▶ **The task**
How many lines in the entries below contain "万吨标准煤"? Answer with the number only.

▶ **Available data**
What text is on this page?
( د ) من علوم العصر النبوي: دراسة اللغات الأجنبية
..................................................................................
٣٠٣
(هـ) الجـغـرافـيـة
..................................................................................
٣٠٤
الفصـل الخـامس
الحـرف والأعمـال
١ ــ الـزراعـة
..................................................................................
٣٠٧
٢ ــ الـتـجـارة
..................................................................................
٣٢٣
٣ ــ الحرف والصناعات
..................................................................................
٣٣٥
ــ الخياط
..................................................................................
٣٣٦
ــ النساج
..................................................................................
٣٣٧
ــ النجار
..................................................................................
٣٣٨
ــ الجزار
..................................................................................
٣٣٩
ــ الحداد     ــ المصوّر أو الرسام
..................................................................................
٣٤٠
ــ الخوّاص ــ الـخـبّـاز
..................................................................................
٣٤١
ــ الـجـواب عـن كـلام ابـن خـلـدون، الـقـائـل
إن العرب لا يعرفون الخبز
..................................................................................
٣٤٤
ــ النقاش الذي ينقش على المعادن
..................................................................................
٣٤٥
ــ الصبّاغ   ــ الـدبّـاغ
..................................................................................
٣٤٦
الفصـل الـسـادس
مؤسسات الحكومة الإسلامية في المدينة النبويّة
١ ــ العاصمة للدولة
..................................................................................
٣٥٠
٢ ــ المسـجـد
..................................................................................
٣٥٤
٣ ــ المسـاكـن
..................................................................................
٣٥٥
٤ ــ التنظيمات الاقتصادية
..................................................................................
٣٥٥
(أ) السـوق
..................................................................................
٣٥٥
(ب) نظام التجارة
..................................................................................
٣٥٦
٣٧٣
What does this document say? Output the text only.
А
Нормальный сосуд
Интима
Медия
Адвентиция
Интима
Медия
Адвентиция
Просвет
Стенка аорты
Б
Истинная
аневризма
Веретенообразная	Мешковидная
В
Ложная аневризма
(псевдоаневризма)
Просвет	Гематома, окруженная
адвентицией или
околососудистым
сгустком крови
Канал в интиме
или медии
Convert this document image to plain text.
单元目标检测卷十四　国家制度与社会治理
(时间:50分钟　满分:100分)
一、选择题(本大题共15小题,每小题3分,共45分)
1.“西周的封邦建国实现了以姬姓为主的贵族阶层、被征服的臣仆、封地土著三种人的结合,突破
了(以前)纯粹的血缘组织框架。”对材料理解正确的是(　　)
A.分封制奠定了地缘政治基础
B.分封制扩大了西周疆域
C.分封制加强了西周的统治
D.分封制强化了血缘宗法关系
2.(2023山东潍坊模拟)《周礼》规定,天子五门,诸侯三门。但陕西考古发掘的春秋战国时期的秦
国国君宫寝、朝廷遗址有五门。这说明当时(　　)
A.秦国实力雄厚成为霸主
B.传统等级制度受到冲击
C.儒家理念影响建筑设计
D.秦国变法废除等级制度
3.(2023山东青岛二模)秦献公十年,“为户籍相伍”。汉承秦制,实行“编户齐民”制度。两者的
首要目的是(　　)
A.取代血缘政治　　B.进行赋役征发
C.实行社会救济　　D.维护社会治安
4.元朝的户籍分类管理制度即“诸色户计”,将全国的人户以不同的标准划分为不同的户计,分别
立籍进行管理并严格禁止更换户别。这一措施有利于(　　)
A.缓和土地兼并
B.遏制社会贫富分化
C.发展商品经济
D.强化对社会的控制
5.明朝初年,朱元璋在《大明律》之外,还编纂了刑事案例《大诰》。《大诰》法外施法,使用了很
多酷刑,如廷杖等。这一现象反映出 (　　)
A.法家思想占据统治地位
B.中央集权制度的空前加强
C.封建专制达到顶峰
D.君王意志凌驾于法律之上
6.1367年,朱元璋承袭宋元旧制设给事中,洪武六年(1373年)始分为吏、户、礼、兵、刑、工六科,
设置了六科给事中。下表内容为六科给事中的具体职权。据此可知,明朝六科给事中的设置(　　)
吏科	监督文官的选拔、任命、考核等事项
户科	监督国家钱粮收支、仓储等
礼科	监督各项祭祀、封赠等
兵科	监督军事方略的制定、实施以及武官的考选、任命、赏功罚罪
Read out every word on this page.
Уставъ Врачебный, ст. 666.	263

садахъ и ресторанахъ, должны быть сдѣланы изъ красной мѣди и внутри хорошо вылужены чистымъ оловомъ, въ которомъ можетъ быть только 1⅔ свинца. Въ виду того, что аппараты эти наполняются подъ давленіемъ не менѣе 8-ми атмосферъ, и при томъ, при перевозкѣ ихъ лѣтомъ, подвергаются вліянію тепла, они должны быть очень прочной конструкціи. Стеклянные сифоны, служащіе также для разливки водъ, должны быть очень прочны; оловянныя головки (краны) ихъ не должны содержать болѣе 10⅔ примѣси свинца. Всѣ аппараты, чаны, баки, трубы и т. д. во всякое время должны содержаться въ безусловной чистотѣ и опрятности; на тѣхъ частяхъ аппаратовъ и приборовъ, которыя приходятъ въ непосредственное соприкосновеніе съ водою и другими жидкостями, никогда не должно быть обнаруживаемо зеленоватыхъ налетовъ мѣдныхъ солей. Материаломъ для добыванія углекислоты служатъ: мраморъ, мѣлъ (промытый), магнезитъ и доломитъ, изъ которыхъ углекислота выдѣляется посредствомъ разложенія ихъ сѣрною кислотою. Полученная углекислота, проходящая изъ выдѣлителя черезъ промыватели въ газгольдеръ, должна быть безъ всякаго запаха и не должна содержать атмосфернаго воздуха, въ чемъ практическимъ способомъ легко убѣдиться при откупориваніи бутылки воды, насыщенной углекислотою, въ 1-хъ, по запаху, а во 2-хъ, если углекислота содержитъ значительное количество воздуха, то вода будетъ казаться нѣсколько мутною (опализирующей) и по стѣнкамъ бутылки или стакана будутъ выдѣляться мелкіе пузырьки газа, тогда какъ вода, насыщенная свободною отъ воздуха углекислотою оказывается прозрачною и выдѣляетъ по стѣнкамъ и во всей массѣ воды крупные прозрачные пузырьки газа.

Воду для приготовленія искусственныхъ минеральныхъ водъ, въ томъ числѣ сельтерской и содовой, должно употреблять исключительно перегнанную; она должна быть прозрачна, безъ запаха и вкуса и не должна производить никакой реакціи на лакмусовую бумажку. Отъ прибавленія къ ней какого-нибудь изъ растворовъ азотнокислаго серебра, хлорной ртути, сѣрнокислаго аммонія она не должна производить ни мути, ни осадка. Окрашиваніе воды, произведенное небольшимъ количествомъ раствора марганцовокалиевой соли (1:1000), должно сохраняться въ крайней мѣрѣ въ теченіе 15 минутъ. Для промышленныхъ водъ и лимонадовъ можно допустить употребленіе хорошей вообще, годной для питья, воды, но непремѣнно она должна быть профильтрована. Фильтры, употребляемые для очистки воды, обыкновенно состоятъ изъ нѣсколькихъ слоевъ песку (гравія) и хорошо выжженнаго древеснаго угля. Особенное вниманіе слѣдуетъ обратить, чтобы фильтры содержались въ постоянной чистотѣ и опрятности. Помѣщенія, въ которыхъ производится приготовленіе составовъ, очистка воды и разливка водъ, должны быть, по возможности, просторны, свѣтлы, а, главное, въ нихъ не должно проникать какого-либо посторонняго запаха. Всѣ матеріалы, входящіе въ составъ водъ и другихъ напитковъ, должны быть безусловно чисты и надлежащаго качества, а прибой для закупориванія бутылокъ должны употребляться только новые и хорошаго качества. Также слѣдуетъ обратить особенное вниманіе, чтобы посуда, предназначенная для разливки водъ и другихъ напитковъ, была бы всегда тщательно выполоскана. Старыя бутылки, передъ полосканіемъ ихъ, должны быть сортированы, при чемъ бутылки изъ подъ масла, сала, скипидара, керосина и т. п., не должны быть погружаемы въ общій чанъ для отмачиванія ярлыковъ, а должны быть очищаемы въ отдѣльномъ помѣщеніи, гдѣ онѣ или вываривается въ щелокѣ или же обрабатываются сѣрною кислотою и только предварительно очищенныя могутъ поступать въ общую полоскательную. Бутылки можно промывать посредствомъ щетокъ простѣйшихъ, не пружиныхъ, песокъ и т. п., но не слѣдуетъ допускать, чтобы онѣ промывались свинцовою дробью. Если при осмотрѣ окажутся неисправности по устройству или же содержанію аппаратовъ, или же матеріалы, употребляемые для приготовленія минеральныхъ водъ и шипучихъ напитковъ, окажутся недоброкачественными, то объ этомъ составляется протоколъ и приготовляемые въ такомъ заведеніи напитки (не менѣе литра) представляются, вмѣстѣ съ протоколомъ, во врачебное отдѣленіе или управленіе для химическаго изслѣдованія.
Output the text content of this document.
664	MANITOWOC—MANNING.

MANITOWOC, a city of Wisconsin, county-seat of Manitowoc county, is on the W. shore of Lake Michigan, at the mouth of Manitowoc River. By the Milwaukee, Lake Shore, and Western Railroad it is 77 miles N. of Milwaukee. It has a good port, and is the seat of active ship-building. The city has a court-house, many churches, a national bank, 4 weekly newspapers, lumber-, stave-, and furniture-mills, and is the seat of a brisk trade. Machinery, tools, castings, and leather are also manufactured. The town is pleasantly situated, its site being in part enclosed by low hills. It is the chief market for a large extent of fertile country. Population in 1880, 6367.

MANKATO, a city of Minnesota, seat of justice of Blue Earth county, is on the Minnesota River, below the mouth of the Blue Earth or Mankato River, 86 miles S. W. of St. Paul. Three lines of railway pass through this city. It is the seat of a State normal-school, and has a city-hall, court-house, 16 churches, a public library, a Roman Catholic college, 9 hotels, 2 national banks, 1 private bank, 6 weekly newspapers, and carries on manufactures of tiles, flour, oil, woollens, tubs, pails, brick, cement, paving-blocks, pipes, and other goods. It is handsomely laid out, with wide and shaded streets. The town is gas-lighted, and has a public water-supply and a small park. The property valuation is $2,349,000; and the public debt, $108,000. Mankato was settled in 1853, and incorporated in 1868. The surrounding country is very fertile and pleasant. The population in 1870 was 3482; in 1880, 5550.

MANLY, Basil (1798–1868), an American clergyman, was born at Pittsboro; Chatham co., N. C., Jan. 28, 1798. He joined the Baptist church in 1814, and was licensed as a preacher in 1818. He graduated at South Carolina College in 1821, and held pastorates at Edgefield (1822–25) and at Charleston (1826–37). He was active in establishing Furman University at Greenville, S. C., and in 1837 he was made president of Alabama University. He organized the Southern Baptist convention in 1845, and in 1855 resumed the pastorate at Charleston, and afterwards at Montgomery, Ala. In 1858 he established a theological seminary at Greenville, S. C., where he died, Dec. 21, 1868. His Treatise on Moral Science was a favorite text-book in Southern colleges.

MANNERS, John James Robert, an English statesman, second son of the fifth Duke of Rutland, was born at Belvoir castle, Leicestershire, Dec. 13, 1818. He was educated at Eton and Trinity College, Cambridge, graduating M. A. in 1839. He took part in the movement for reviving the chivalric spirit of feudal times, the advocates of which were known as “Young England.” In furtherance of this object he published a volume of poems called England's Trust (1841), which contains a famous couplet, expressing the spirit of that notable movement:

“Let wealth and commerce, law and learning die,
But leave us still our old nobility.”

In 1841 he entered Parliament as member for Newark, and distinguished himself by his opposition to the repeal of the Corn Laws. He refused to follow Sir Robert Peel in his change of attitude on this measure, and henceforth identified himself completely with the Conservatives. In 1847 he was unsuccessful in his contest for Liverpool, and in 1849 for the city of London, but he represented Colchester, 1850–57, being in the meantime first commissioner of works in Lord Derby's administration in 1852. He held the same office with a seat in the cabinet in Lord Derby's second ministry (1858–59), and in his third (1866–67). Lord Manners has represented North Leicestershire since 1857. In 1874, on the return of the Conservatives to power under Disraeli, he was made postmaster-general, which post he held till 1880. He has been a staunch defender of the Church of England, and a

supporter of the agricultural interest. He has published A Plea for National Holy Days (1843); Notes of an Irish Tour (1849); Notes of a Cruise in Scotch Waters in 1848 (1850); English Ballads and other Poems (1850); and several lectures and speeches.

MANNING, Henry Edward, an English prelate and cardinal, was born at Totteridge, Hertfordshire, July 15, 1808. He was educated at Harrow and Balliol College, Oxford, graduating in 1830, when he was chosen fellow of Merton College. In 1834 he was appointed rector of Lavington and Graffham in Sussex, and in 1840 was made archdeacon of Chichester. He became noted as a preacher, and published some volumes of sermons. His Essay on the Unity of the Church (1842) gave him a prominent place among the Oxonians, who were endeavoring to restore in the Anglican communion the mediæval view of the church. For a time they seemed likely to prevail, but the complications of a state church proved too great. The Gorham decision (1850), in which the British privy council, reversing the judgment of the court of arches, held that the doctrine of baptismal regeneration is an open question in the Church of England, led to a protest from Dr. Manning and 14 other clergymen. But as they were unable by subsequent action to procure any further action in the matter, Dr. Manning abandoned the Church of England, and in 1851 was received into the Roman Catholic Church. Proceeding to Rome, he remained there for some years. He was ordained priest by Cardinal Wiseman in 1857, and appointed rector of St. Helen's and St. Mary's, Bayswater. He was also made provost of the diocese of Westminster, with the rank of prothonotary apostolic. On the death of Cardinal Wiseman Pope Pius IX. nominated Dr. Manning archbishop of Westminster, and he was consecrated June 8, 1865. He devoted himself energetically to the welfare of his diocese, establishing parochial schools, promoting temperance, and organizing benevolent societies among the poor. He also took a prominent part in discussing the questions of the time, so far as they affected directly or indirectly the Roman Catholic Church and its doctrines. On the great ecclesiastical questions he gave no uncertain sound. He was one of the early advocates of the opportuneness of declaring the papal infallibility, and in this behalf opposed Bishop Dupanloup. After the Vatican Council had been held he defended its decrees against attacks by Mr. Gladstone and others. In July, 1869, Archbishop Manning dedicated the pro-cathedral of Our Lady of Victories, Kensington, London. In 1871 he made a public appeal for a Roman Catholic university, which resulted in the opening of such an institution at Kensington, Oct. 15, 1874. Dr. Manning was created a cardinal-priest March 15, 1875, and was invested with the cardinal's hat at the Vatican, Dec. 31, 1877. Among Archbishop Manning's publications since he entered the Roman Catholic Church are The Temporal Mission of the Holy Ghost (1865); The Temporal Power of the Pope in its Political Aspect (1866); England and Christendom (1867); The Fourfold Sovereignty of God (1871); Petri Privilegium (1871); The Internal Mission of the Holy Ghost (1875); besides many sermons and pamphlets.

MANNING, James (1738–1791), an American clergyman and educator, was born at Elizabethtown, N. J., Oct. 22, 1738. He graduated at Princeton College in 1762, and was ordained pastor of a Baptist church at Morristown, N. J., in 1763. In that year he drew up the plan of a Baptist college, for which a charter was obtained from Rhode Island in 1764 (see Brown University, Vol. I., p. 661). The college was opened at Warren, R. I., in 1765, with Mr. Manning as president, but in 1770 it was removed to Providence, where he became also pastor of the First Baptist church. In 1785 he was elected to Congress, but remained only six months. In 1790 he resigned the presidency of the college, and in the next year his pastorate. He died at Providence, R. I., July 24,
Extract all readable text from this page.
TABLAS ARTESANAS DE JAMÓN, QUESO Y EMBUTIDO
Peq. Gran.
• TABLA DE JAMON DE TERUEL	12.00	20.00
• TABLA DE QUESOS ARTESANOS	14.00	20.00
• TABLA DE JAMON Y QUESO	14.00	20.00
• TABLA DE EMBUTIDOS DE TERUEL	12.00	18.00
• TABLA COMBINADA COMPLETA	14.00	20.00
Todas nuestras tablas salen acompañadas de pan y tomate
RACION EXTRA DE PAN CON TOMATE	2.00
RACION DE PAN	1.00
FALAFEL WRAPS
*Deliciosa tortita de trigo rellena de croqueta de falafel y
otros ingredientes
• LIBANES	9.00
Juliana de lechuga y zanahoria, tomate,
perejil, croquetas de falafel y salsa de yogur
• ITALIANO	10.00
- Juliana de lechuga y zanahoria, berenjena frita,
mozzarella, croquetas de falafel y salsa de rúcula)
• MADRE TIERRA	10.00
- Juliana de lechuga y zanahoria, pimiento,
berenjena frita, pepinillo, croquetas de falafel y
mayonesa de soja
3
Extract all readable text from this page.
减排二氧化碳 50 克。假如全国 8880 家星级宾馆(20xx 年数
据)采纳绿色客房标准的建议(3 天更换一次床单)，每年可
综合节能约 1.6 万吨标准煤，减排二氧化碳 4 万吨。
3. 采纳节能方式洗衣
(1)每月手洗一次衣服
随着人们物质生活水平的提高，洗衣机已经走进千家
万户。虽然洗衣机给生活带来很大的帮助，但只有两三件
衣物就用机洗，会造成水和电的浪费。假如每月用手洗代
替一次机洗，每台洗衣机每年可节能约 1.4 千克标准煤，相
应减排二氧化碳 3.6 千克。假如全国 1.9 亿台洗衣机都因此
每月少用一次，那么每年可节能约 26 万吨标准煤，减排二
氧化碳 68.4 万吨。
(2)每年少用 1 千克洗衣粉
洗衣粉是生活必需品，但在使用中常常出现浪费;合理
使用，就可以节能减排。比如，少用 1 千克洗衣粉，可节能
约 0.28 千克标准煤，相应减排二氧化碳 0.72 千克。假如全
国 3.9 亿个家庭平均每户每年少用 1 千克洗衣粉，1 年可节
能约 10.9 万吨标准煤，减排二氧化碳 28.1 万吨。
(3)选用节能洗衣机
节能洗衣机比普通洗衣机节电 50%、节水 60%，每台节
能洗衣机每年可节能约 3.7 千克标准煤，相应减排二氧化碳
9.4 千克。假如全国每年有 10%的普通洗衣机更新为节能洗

▶ **Exercise output**
3